* Given problem *
Look through the records below, and copy out every line that holds the string "avait".
╔══
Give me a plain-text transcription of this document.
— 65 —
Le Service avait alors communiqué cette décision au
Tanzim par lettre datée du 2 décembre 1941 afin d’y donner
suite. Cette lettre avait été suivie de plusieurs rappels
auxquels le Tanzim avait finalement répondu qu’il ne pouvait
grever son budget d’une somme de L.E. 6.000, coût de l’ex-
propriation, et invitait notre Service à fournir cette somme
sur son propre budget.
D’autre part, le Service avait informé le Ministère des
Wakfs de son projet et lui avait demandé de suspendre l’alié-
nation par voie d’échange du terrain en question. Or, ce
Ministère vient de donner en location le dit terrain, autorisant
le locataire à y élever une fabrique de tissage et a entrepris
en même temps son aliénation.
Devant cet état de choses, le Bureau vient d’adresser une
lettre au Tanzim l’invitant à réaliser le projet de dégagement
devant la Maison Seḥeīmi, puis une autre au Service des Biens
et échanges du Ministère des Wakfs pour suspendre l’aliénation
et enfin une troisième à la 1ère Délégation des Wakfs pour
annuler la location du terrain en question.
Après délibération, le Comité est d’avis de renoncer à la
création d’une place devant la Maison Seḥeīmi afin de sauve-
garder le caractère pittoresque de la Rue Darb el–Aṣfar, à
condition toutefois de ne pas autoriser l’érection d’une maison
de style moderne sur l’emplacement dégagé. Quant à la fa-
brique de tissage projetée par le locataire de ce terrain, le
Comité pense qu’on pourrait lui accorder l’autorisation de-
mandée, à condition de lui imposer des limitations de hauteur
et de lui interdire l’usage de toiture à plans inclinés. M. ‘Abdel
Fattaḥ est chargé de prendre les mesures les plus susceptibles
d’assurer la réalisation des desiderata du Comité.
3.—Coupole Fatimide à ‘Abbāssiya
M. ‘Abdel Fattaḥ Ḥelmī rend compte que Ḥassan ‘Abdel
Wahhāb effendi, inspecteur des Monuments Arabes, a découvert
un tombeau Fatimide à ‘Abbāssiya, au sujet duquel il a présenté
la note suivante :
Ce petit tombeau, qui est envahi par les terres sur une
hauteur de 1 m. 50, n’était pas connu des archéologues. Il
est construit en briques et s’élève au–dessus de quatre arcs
╚══
* Solution for this exercise *
Le Service avait alors communiqué cette décision au
suite. Cette lettre avait été suivie de plusieurs rappels
auxquels le Tanzim avait finalement répondu qu’il ne pouvait
D’autre part, le Service avait informé le Ministère des
Wakfs de son projet et lui avait demandé de suspendre l’alié-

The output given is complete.